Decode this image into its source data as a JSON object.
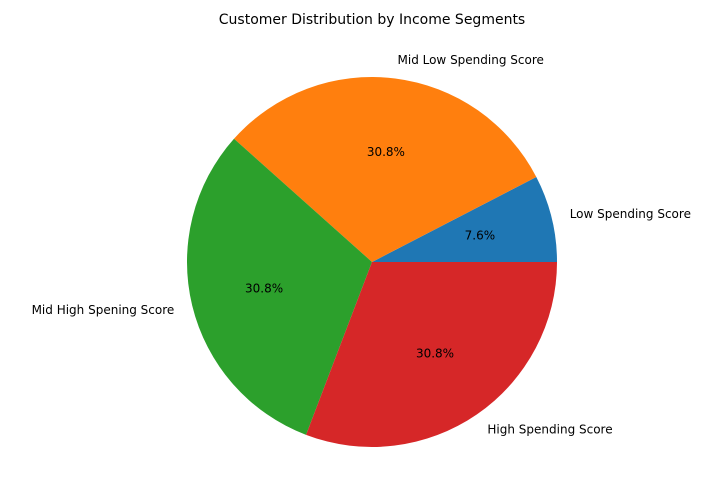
{
  "chart_data": {
    "type": "pie",
    "title": "Customer Distribution by Income Segments",
    "start_angle_deg": 0,
    "direction": "counterclockwise",
    "slices": [
      {
        "label": "Low Spending Score",
        "value": 7.6,
        "pct_label": "7.6%",
        "color": "#1f77b4"
      },
      {
        "label": "Mid Low Spending Score",
        "value": 30.8,
        "pct_label": "30.8%",
        "color": "#ff7f0e"
      },
      {
        "label": "Mid High Spening Score",
        "value": 30.8,
        "pct_label": "30.8%",
        "color": "#2ca02c"
      },
      {
        "label": "High Spending Score",
        "value": 30.8,
        "pct_label": "30.8%",
        "color": "#d62728"
      }
    ]
  }
}
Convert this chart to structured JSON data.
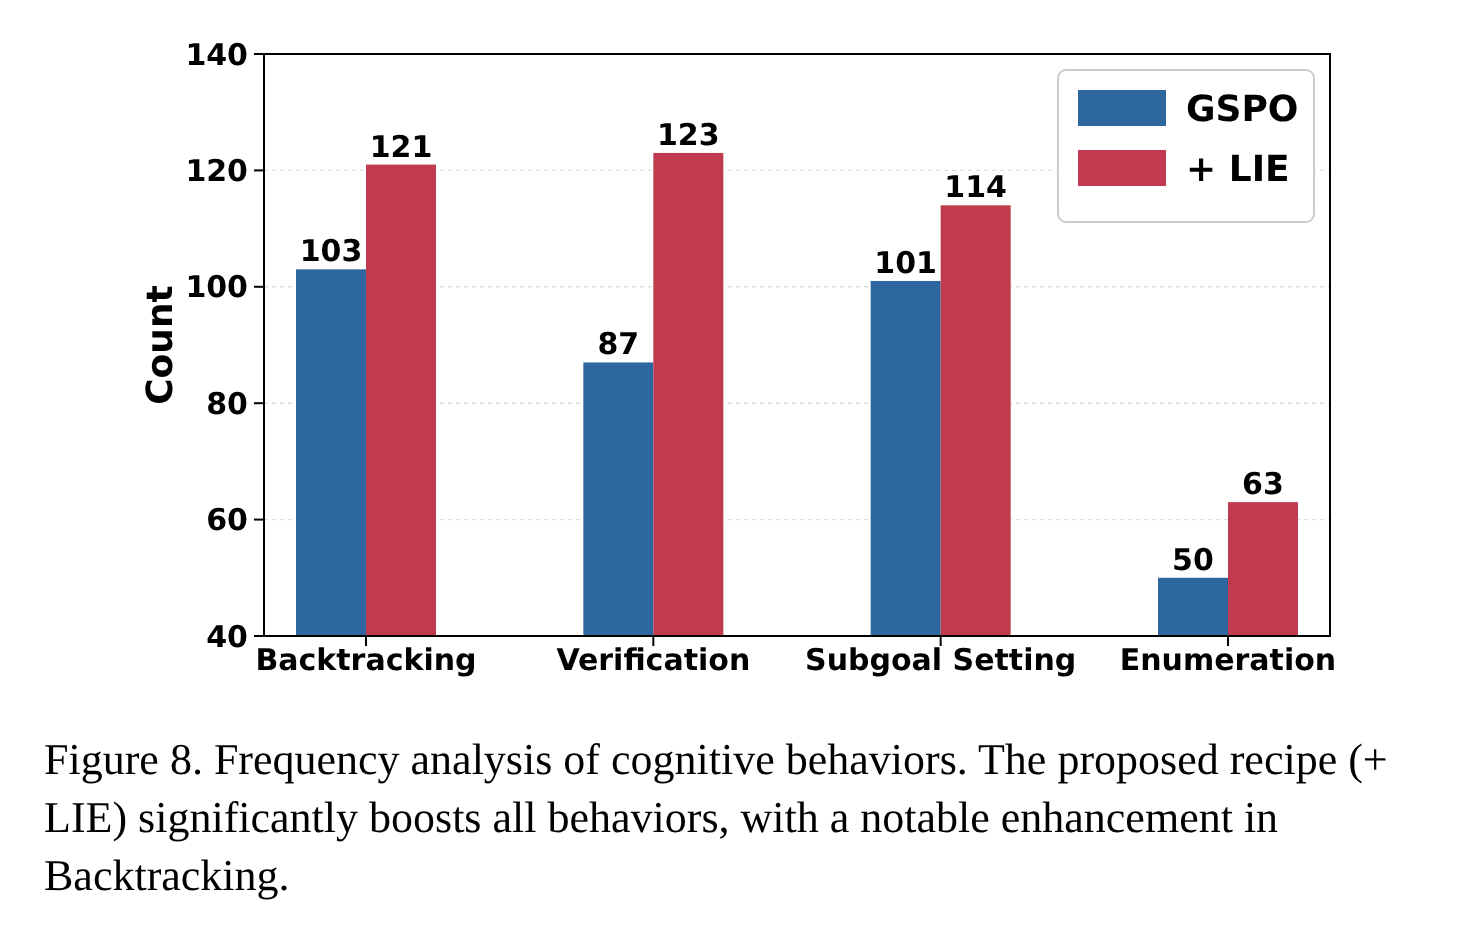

+ + + +

What to work on
Leave out the pictures and reproduce the rest of the listing exactly.

Response to the exercise
Decode this image into its source data as a JSON object.
{
  "chart_data": {
    "type": "pie",
    "title": "Customer Distribution by Income Segments",
    "start_angle_deg": 0,
    "direction": "counterclockwise",
    "slices": [
      {
        "label": "Low Spending Score",
        "value": 7.6,
        "pct_label": "7.6%",
        "color": "#1f77b4"
      },
      {
        "label": "Mid Low Spending Score",
        "value": 30.8,
        "pct_label": "30.8%",
        "color": "#ff7f0e"
      },
      {
        "label": "Mid High Spening Score",
        "value": 30.8,
        "pct_label": "30.8%",
        "color": "#2ca02c"
      },
      {
        "label": "High Spending Score",
        "value": 30.8,
        "pct_label": "30.8%",
        "color": "#d62728"
      }
    ]
  }
}
Convert this chart to structured JSON data.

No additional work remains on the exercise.